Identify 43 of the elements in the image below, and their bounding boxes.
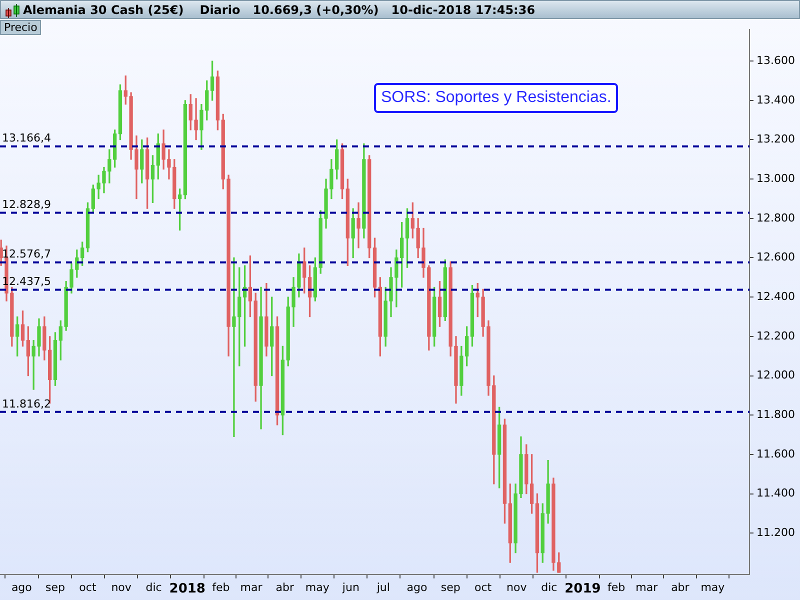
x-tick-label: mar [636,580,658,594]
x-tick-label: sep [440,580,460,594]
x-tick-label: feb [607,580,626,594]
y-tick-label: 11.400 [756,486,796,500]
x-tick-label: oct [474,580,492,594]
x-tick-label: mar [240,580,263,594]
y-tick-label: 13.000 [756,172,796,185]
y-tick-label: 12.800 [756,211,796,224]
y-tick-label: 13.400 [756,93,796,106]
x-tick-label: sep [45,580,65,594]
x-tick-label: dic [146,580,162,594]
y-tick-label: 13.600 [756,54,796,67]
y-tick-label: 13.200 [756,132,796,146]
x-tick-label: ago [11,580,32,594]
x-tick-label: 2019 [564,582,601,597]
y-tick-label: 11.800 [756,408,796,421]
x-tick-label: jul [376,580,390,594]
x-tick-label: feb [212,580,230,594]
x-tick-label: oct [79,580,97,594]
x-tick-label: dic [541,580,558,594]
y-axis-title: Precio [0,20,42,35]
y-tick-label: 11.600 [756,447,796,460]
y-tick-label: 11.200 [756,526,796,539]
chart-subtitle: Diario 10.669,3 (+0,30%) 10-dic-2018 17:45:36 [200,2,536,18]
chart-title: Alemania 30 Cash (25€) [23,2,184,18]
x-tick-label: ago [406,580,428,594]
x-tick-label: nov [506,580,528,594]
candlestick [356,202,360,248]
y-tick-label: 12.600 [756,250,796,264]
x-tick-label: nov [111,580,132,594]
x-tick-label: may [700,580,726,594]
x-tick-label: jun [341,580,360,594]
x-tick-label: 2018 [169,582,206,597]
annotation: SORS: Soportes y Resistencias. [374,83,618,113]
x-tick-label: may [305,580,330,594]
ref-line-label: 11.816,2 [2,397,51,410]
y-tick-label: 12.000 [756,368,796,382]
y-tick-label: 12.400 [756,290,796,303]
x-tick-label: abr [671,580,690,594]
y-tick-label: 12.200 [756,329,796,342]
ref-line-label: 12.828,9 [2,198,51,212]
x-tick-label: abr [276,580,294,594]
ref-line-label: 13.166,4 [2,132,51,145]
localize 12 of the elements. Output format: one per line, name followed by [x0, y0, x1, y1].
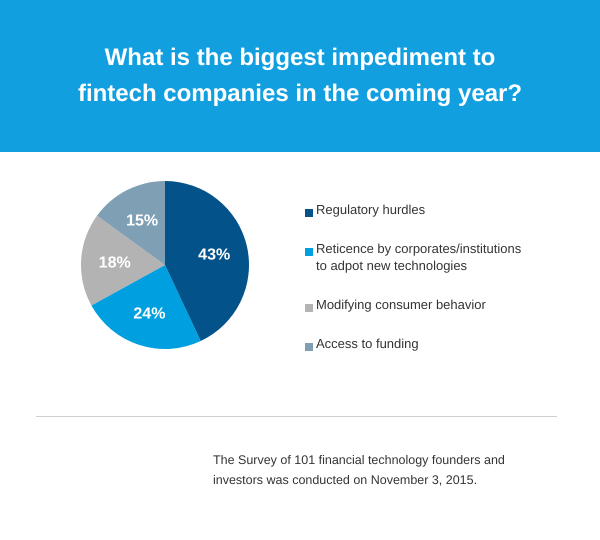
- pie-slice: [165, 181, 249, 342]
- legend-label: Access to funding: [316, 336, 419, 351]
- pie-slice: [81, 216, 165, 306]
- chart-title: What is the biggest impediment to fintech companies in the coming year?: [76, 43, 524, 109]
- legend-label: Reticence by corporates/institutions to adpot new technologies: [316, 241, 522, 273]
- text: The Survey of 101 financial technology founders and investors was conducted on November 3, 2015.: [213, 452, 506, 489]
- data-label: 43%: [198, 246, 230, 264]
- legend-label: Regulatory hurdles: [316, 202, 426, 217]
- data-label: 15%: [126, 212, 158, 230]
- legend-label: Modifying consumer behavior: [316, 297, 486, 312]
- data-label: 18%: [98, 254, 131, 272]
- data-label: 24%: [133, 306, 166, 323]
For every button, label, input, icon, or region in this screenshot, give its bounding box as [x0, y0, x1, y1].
--
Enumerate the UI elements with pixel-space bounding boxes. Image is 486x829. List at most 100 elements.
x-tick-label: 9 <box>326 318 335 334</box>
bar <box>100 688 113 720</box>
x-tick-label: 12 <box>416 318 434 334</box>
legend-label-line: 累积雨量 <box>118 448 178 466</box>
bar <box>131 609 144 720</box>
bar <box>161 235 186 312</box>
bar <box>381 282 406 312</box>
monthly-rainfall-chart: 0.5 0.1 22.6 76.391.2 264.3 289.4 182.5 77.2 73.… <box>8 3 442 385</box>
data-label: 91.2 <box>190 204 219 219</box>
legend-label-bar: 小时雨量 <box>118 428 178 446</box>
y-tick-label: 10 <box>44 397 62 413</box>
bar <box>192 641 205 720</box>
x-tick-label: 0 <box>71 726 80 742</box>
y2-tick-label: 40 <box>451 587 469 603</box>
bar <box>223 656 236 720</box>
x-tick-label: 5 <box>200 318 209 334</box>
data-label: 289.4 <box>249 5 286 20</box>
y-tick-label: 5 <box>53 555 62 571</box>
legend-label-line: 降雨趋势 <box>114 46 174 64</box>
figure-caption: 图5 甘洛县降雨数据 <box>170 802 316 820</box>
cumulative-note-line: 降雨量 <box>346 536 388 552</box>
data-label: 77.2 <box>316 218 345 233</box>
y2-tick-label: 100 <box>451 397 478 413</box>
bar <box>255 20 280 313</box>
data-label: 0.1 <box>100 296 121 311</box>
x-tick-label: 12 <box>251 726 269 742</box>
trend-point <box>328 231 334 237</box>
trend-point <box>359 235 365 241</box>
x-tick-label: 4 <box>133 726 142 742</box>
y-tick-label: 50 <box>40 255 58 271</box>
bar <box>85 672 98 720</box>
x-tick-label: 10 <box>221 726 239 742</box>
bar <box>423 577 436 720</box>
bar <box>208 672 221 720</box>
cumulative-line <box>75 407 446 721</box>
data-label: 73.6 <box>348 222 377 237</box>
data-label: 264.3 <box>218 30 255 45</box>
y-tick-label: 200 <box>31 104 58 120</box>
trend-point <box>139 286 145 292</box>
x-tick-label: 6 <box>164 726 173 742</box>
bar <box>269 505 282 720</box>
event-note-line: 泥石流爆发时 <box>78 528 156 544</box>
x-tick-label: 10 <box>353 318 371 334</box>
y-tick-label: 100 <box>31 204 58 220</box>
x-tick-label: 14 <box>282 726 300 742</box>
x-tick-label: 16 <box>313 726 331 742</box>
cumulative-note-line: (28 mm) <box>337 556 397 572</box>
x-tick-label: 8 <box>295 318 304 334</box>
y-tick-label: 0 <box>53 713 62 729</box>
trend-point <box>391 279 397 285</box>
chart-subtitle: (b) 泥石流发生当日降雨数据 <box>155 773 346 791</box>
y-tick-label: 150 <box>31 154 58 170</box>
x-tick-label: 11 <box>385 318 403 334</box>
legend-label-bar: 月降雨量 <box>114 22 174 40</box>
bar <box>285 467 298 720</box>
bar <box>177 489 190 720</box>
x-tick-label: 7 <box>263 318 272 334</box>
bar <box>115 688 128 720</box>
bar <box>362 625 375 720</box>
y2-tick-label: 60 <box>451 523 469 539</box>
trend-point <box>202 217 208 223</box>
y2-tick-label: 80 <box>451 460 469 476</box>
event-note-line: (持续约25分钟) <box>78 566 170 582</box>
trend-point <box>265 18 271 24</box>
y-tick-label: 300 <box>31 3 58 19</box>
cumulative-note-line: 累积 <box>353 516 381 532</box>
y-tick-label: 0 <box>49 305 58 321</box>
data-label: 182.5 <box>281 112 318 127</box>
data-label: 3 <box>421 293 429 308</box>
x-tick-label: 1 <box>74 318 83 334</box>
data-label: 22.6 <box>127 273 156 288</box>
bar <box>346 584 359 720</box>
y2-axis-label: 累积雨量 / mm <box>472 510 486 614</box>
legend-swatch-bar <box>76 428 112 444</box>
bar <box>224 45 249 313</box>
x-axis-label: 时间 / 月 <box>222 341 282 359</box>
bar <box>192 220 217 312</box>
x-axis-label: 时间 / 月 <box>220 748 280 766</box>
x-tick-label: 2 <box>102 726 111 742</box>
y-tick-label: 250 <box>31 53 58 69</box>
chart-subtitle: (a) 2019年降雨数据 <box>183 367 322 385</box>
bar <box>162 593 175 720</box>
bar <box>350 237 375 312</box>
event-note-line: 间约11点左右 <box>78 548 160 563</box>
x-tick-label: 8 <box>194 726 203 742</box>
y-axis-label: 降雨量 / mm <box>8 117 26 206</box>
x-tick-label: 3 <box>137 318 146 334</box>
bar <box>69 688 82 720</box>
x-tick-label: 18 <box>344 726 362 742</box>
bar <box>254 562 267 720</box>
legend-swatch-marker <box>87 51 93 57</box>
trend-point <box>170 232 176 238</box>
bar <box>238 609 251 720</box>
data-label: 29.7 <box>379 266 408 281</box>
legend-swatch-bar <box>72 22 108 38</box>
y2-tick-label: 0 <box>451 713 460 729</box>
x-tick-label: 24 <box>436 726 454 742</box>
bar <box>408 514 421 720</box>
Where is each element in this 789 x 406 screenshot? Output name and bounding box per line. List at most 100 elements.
==
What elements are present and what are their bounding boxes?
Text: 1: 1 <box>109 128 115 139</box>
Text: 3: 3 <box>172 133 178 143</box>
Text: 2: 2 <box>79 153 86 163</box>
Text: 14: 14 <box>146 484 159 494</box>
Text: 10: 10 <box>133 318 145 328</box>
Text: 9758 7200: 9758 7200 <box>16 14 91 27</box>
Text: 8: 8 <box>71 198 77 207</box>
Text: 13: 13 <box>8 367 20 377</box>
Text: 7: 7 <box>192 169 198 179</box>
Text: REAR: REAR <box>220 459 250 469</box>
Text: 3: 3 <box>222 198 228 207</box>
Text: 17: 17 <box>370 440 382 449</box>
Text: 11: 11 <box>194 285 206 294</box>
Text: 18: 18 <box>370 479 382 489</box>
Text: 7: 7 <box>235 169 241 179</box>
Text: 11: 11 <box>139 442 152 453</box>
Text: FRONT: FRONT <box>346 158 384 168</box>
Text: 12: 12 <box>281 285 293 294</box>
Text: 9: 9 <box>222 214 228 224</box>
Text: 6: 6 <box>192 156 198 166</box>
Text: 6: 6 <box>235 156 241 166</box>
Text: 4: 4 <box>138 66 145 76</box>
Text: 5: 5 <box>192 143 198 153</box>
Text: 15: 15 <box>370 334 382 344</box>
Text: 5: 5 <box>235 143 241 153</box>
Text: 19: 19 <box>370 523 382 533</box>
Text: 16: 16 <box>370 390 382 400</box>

▶ _GOAL_:
Please copy out everything from the line containing "What elements are" down to the line containing "Text: 8: 8 <box>71 198 77 207</box>", both of those lines included, character for character as they appear in the records above.

▶ _ANSWER TO THE PROBLEM_:
What elements are present and what are their bounding boxes?
Text: 1: 1 <box>109 128 115 139</box>
Text: 3: 3 <box>172 133 178 143</box>
Text: 2: 2 <box>79 153 86 163</box>
Text: 14: 14 <box>146 484 159 494</box>
Text: 10: 10 <box>133 318 145 328</box>
Text: 9758 7200: 9758 7200 <box>16 14 91 27</box>
Text: 8: 8 <box>71 198 77 207</box>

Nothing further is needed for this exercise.